● **Stored items**
*-*-*

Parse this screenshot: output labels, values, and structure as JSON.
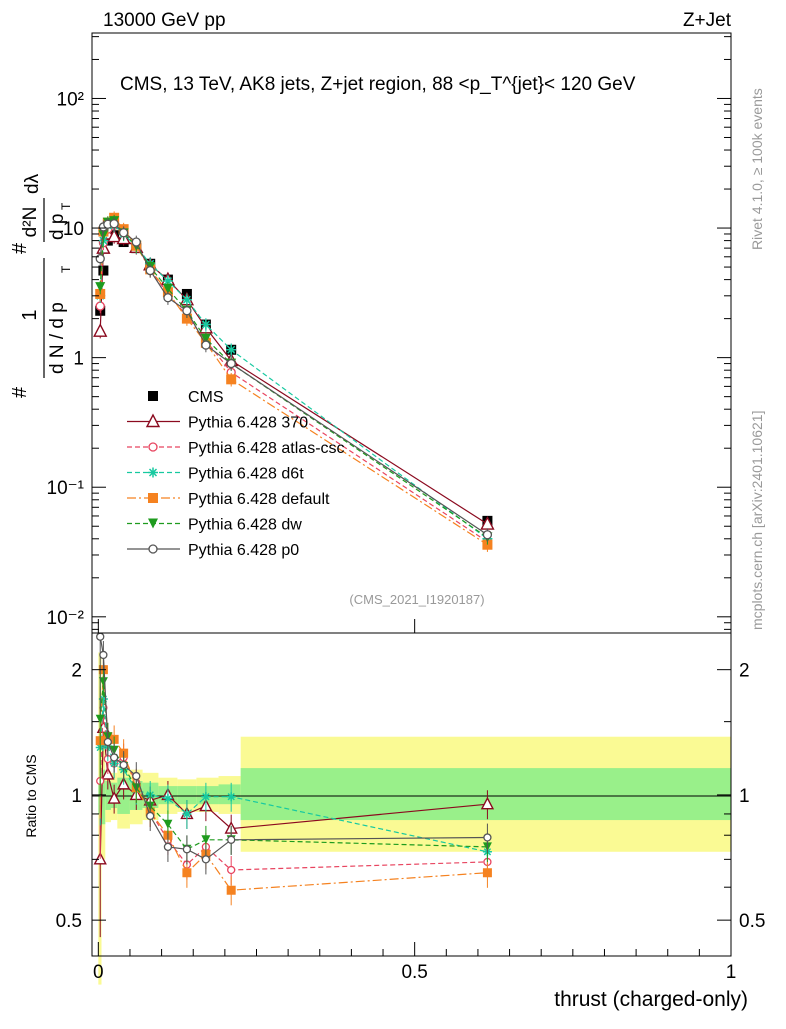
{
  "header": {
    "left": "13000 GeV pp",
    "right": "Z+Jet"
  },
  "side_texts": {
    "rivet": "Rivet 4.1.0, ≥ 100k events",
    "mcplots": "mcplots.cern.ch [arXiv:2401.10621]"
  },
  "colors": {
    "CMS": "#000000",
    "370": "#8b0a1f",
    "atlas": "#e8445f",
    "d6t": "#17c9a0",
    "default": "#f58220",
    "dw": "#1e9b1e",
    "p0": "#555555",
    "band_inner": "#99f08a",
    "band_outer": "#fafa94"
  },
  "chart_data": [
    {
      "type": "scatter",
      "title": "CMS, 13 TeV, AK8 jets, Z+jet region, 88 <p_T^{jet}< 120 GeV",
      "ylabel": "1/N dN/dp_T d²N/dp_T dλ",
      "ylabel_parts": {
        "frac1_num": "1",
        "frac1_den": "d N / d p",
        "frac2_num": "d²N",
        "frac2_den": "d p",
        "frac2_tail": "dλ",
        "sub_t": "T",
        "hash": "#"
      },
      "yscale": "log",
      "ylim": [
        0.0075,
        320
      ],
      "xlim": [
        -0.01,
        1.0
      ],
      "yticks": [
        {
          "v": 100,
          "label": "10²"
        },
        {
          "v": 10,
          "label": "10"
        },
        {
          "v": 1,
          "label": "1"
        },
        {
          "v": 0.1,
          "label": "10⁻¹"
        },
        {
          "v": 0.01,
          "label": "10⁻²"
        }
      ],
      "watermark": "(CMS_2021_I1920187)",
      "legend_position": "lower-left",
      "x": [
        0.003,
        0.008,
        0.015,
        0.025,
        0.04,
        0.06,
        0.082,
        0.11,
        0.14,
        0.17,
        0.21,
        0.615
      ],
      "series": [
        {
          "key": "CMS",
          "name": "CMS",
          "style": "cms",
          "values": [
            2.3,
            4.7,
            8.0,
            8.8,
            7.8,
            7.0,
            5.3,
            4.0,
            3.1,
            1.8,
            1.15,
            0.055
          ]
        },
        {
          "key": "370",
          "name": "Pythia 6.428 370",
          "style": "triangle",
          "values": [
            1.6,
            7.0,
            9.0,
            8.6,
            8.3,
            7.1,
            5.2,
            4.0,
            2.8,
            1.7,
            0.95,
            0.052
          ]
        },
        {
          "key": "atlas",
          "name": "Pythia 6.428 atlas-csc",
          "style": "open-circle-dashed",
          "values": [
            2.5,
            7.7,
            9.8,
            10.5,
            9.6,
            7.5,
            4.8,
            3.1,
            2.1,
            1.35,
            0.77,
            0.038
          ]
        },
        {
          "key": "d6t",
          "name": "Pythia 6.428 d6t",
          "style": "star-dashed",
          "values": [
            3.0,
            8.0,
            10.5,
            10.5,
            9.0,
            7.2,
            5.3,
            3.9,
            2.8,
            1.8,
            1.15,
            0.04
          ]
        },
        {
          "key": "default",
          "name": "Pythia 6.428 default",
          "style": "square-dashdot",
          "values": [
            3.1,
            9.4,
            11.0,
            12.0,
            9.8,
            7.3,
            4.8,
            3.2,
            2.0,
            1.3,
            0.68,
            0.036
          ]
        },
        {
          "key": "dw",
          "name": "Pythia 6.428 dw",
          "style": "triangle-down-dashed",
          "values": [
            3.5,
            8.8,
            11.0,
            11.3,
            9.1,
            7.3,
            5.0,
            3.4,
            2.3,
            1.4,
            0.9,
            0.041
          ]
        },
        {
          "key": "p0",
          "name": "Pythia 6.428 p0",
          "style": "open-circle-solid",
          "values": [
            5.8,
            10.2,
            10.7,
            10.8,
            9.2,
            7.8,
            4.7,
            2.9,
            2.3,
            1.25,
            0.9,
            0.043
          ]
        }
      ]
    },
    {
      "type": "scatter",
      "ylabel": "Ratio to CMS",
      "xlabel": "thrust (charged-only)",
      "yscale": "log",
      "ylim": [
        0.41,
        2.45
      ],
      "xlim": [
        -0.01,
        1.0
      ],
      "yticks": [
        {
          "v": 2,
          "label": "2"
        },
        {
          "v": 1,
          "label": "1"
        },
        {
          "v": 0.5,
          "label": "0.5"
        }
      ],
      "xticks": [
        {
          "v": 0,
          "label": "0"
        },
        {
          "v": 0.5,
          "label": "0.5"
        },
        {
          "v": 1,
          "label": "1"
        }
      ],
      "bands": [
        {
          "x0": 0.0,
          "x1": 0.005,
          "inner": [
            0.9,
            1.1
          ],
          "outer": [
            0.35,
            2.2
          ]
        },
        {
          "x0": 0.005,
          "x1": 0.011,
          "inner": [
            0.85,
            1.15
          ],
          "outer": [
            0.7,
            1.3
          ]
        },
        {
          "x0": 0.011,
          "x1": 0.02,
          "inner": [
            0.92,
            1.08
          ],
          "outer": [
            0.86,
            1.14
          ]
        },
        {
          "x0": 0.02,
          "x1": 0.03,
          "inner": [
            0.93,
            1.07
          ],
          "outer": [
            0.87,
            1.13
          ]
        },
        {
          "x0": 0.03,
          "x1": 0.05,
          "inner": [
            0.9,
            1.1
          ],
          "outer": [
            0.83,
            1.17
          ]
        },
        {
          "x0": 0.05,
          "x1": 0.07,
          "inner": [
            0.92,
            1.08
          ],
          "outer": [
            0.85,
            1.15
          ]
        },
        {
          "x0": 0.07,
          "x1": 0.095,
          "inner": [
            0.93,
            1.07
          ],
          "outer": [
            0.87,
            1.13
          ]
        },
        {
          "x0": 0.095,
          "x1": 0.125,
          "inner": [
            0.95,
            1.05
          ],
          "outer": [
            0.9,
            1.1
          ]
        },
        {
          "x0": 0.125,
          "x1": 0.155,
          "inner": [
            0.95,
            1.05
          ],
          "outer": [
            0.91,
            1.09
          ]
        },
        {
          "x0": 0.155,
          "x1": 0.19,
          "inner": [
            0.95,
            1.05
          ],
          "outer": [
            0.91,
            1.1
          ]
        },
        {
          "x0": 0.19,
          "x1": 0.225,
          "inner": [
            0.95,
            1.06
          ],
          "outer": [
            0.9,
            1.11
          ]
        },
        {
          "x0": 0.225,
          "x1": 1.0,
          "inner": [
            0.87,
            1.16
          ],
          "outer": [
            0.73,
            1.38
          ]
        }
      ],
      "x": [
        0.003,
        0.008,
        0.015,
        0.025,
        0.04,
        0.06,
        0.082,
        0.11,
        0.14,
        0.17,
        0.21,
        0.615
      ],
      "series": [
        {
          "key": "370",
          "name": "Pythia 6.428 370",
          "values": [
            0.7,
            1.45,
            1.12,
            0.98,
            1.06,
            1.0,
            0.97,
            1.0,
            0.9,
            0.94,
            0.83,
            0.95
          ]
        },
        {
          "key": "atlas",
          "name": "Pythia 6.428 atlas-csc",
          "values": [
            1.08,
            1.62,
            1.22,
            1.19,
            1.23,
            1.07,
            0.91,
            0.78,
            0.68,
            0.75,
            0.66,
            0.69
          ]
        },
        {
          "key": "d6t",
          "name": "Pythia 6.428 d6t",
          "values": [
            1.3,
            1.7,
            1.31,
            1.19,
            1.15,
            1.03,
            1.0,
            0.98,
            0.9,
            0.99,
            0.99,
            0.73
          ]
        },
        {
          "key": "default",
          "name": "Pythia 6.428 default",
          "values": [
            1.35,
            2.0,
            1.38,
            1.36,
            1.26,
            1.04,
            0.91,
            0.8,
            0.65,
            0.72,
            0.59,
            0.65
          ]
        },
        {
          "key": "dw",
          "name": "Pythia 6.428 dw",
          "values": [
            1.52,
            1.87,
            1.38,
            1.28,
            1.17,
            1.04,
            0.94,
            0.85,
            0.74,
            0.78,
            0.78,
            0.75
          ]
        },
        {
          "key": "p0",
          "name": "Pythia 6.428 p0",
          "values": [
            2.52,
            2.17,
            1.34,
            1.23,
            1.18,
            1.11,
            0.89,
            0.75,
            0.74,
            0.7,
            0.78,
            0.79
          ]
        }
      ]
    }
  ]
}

*-*-*

● **What is required**
Reproduce every line from the entries that holds the word "dashed".

● **Answer to the task**
          "style": "open-circle-dashed",
          "style": "star-dashed",
          "style": "triangle-down-dashed",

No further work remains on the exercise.